Collected data:
··········

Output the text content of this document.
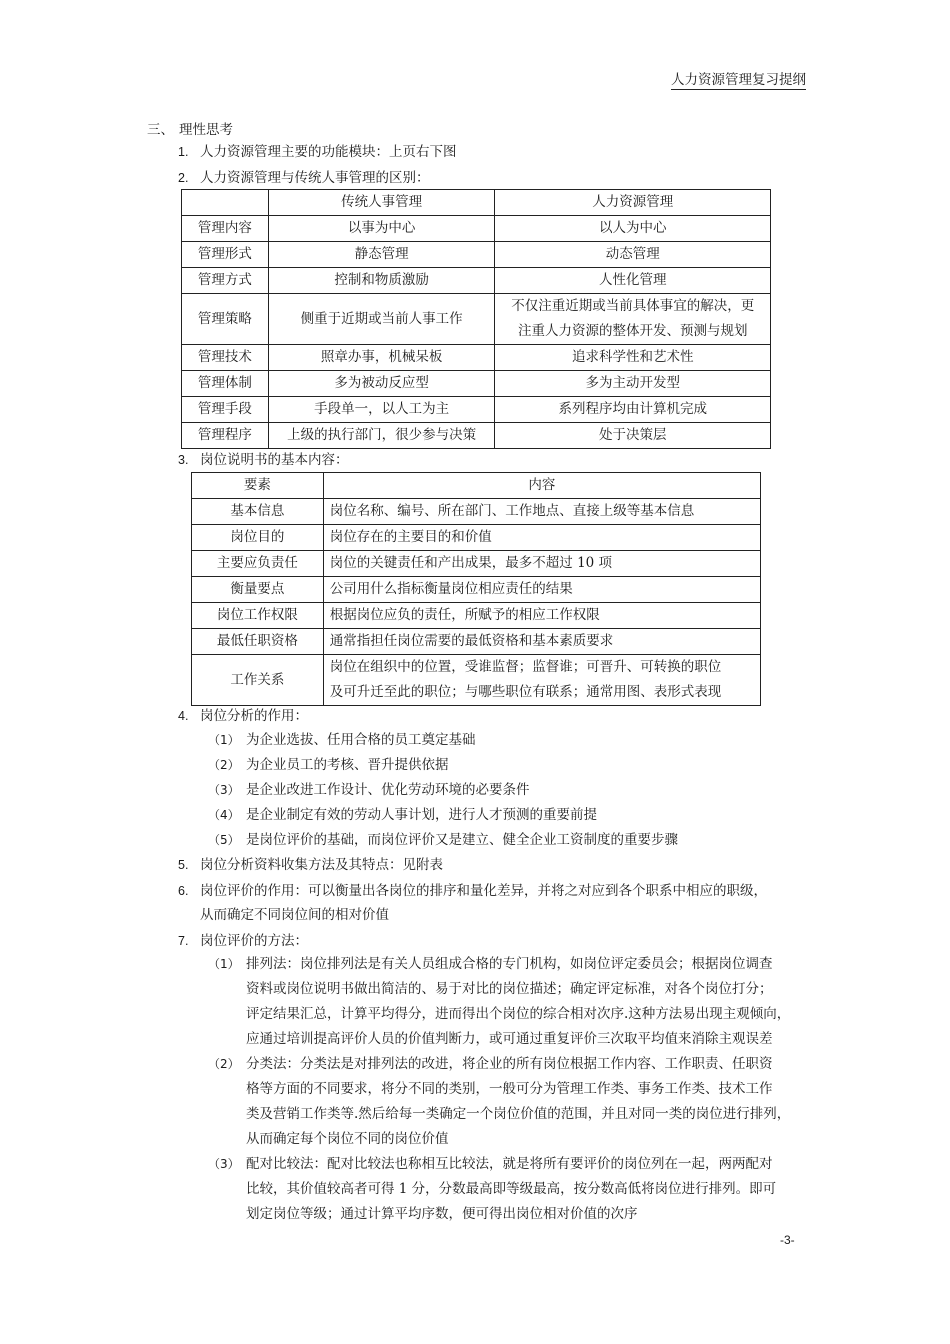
人力资源管理复习提纲
三、 理性思考
1. 人力资源管理主要的功能模块：上页右下图
2. 人力资源管理与传统人事管理的区别：
	传统人事管理	人力资源管理
管理内容	以事为中心	以人为中心
管理形式	静态管理	动态管理
管理方式	控制和物质激励	人性化管理
管理策略	侧重于近期或当前人事工作	不仅注重近期或当前具体事宜的解决，更
注重人力资源的整体开发、预测与规划

管理技术	照章办事，机械呆板	追求科学性和艺术性
管理体制	多为被动反应型	多为主动开发型
管理手段	手段单一，以人工为主	系列程序均由计算机完成
管理程序	上级的执行部门，很少参与决策	处于决策层
3. 岗位说明书的基本内容：
要素	内容
基本信息	岗位名称、编号、所在部门、工作地点、直接上级等基本信息
岗位目的	岗位存在的主要目的和价值
主要应负责任	岗位的关键责任和产出成果，最多不超过 10 项
衡量要点	公司用什么指标衡量岗位相应责任的结果
岗位工作权限	根据岗位应负的责任，所赋予的相应工作权限
最低任职资格	通常指担任岗位需要的最低资格和基本素质要求
工作关系	岗位在组织中的位置，受谁监督；监督谁；可晋升、可转换的职位
及可升迁至此的职位；与哪些职位有联系；通常用图、表形式表现
4. 岗位分析的作用：
（1） 为企业选拔、任用合格的员工奠定基础
（2） 为企业员工的考核、晋升提供依据
（3） 是企业改进工作设计、优化劳动环境的必要条件
（4） 是企业制定有效的劳动人事计划，进行人才预测的重要前提
（5） 是岗位评价的基础，而岗位评价又是建立、健全企业工资制度的重要步骤
5. 岗位分析资料收集方法及其特点：见附表
6. 岗位评价的作用：可以衡量出各岗位的排序和量化差异，并将之对应到各个职系中相应的职级，
从而确定不同岗位间的相对价值
7. 岗位评价的方法：
（1） 排列法：岗位排列法是有关人员组成合格的专门机构，如岗位评定委员会；根据岗位调查
资料或岗位说明书做出简洁的、易于对比的岗位描述；确定评定标准，对各个岗位打分；
评定结果汇总，计算平均得分，进而得出个岗位的综合相对次序.这种方法易出现主观倾向，
应通过培训提高评价人员的价值判断力，或可通过重复评价三次取平均值来消除主观误差
（2） 分类法：分类法是对排列法的改进，将企业的所有岗位根据工作内容、工作职责、任职资
格等方面的不同要求，将分不同的类别，一般可分为管理工作类、事务工作类、技术工作
类及营销工作类等.然后给每一类确定一个岗位价值的范围，并且对同一类的岗位进行排列，
从而确定每个岗位不同的岗位价值
（3） 配对比较法：配对比较法也称相互比较法，就是将所有要评价的岗位列在一起，两两配对
比较，其价值较高者可得 1 分，分数最高即等级最高，按分数高低将岗位进行排列。即可
划定岗位等级；通过计算平均序数，便可得出岗位相对价值的次序
-3-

··········

GIVEN INSTRUCTION> Transcribe all entries above exactly. Drop the pictures.

ANSWER TO THE EXERCISE>
Output the text content of this document.
人力资源管理复习提纲
三、 理性思考
1. 人力资源管理主要的功能模块：上页右下图
2. 人力资源管理与传统人事管理的区别：
	传统人事管理	人力资源管理
管理内容	以事为中心	以人为中心
管理形式	静态管理	动态管理
管理方式	控制和物质激励	人性化管理
管理策略	侧重于近期或当前人事工作	不仅注重近期或当前具体事宜的解决，更
注重人力资源的整体开发、预测与规划

管理技术	照章办事，机械呆板	追求科学性和艺术性
管理体制	多为被动反应型	多为主动开发型
管理手段	手段单一，以人工为主	系列程序均由计算机完成
管理程序	上级的执行部门，很少参与决策	处于决策层
3. 岗位说明书的基本内容：
要素	内容
基本信息	岗位名称、编号、所在部门、工作地点、直接上级等基本信息
岗位目的	岗位存在的主要目的和价值
主要应负责任	岗位的关键责任和产出成果，最多不超过 10 项
衡量要点	公司用什么指标衡量岗位相应责任的结果
岗位工作权限	根据岗位应负的责任，所赋予的相应工作权限
最低任职资格	通常指担任岗位需要的最低资格和基本素质要求
工作关系	岗位在组织中的位置，受谁监督；监督谁；可晋升、可转换的职位
及可升迁至此的职位；与哪些职位有联系；通常用图、表形式表现
4. 岗位分析的作用：
（1） 为企业选拔、任用合格的员工奠定基础
（2） 为企业员工的考核、晋升提供依据
（3） 是企业改进工作设计、优化劳动环境的必要条件
（4） 是企业制定有效的劳动人事计划，进行人才预测的重要前提
（5） 是岗位评价的基础，而岗位评价又是建立、健全企业工资制度的重要步骤
5. 岗位分析资料收集方法及其特点：见附表
6. 岗位评价的作用：可以衡量出各岗位的排序和量化差异，并将之对应到各个职系中相应的职级，
从而确定不同岗位间的相对价值
7. 岗位评价的方法：
（1） 排列法：岗位排列法是有关人员组成合格的专门机构，如岗位评定委员会；根据岗位调查
资料或岗位说明书做出简洁的、易于对比的岗位描述；确定评定标准，对各个岗位打分；
评定结果汇总，计算平均得分，进而得出个岗位的综合相对次序.这种方法易出现主观倾向，
应通过培训提高评价人员的价值判断力，或可通过重复评价三次取平均值来消除主观误差
（2） 分类法：分类法是对排列法的改进，将企业的所有岗位根据工作内容、工作职责、任职资
格等方面的不同要求，将分不同的类别，一般可分为管理工作类、事务工作类、技术工作
类及营销工作类等.然后给每一类确定一个岗位价值的范围，并且对同一类的岗位进行排列，
从而确定每个岗位不同的岗位价值
（3） 配对比较法：配对比较法也称相互比较法，就是将所有要评价的岗位列在一起，两两配对
比较，其价值较高者可得 1 分，分数最高即等级最高，按分数高低将岗位进行排列。即可
划定岗位等级；通过计算平均序数，便可得出岗位相对价值的次序
-3-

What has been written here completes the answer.